(Records from a data collection)
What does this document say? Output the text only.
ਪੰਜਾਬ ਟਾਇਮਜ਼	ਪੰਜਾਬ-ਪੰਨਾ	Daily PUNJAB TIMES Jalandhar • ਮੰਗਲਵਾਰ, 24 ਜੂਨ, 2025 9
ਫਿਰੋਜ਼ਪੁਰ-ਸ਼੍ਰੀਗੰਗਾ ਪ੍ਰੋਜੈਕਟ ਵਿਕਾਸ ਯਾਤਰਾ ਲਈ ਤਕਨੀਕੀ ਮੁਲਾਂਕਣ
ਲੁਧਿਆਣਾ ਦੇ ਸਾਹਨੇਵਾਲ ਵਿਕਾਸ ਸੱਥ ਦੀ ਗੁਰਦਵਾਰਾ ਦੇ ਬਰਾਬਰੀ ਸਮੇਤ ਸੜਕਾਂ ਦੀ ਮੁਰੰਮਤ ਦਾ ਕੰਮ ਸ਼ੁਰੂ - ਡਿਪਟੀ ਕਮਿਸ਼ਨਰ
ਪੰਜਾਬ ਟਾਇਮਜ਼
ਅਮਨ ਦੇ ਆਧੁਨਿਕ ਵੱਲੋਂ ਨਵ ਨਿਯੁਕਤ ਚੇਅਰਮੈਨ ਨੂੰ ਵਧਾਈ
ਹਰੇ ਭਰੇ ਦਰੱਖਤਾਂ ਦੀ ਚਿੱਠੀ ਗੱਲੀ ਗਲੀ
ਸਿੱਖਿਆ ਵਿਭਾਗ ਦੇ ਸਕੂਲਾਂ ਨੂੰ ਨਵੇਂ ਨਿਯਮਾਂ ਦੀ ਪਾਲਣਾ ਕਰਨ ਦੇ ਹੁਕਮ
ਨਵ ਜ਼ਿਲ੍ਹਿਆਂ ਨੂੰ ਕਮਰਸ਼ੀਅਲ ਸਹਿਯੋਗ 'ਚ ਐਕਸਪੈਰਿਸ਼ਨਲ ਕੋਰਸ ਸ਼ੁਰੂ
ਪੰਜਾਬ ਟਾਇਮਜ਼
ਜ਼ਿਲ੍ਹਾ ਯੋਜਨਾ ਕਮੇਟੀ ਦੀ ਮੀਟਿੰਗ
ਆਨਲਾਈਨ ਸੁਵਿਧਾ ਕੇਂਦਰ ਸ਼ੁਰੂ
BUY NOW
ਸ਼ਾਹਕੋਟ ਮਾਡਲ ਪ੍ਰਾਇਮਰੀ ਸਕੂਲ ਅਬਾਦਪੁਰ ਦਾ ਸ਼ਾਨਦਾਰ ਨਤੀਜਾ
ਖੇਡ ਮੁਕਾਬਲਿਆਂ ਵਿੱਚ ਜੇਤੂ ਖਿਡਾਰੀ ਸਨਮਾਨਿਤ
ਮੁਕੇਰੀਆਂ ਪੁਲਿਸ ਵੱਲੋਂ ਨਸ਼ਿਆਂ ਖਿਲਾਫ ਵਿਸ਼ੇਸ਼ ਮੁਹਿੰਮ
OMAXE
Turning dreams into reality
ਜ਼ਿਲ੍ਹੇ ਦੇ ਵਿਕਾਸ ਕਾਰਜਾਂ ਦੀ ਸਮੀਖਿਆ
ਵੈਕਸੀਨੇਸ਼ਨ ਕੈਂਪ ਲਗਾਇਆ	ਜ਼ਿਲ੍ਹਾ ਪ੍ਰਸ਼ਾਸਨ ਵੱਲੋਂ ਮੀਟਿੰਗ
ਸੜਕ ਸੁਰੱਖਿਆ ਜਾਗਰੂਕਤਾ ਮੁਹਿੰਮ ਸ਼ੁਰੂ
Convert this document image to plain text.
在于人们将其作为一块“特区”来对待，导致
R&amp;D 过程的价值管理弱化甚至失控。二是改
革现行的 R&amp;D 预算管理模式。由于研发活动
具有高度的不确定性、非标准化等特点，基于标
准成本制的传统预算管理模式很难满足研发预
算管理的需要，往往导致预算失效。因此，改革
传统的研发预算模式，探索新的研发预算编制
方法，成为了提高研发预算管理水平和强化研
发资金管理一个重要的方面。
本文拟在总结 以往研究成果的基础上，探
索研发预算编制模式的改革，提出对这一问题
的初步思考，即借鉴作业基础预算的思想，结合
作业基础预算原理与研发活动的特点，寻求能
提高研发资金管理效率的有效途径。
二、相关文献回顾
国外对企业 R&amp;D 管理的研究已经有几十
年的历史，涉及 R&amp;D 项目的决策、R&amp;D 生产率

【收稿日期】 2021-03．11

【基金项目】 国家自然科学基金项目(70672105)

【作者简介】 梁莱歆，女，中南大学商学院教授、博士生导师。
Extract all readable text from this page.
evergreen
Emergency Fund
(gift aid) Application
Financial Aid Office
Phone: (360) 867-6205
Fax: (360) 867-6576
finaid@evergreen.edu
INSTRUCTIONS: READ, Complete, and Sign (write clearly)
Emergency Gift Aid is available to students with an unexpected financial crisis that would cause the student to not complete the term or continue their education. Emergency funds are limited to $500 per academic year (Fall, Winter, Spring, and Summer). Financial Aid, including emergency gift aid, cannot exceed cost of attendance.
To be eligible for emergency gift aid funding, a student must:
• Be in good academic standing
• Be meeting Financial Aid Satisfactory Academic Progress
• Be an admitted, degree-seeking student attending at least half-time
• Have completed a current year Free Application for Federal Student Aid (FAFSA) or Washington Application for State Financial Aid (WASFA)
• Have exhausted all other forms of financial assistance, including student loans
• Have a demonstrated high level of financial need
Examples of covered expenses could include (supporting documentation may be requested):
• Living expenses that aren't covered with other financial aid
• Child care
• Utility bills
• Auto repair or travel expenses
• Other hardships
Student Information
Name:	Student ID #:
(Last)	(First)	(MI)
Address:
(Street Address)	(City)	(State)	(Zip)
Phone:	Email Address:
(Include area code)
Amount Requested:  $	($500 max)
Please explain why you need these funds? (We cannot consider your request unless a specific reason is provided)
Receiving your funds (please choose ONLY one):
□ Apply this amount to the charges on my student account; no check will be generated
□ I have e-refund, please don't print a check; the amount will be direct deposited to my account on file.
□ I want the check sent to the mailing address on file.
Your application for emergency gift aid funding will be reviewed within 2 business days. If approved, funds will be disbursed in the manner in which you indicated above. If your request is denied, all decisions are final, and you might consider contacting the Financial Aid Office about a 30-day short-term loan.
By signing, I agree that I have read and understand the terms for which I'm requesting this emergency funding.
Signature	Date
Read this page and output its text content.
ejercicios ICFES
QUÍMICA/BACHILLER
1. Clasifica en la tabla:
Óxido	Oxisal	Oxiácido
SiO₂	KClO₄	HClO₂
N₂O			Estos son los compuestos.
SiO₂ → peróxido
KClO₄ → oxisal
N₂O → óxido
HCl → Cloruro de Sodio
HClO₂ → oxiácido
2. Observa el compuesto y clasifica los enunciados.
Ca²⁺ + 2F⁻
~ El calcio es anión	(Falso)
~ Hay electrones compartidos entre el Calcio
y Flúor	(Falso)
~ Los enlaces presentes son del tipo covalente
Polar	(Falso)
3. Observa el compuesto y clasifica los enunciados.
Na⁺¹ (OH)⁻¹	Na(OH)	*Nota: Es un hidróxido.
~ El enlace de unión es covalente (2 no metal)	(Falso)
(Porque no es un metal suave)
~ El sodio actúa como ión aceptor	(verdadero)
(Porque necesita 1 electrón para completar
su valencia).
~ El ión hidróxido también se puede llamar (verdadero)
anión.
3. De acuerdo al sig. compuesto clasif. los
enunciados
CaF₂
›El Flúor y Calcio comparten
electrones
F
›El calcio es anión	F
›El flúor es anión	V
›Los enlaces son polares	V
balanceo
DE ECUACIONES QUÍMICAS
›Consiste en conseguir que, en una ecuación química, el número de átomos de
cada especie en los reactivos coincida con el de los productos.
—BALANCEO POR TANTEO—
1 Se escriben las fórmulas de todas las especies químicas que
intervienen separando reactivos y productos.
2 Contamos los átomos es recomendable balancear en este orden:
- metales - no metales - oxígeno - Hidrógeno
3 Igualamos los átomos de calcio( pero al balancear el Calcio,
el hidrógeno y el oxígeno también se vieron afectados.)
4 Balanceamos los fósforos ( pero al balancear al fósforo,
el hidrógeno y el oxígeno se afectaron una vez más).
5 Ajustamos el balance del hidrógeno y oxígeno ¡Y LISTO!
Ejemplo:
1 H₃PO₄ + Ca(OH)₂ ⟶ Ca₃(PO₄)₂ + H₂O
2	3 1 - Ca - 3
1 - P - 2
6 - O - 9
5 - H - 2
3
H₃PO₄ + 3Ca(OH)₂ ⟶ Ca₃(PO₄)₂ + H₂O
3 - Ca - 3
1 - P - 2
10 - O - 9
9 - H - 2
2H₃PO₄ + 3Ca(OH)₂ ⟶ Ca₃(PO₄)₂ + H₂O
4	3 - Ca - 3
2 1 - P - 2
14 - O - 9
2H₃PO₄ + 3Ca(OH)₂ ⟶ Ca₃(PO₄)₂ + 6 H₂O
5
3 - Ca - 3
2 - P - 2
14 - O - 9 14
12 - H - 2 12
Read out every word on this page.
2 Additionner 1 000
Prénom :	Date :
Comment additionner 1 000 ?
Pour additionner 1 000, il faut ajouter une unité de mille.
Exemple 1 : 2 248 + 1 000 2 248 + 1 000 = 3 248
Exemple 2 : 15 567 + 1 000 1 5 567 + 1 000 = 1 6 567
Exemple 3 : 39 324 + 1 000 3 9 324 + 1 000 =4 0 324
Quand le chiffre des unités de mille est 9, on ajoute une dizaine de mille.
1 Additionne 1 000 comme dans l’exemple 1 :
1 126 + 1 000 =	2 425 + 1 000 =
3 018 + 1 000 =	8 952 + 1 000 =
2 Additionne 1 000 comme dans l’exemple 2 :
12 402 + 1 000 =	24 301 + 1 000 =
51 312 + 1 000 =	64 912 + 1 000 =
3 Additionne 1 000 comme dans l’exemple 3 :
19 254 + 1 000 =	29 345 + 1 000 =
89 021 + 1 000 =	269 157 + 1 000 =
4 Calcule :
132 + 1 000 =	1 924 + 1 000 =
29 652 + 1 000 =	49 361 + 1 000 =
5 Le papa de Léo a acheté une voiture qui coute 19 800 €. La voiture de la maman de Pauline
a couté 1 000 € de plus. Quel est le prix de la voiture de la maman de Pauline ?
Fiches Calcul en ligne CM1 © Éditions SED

**What is required**
Pick out each line containing the string "need" and copy it.

**Complete response**
• Have a demonstrated high level of financial need
Please explain why you need these funds? (We cannot consider your request unless a specific reason is provided)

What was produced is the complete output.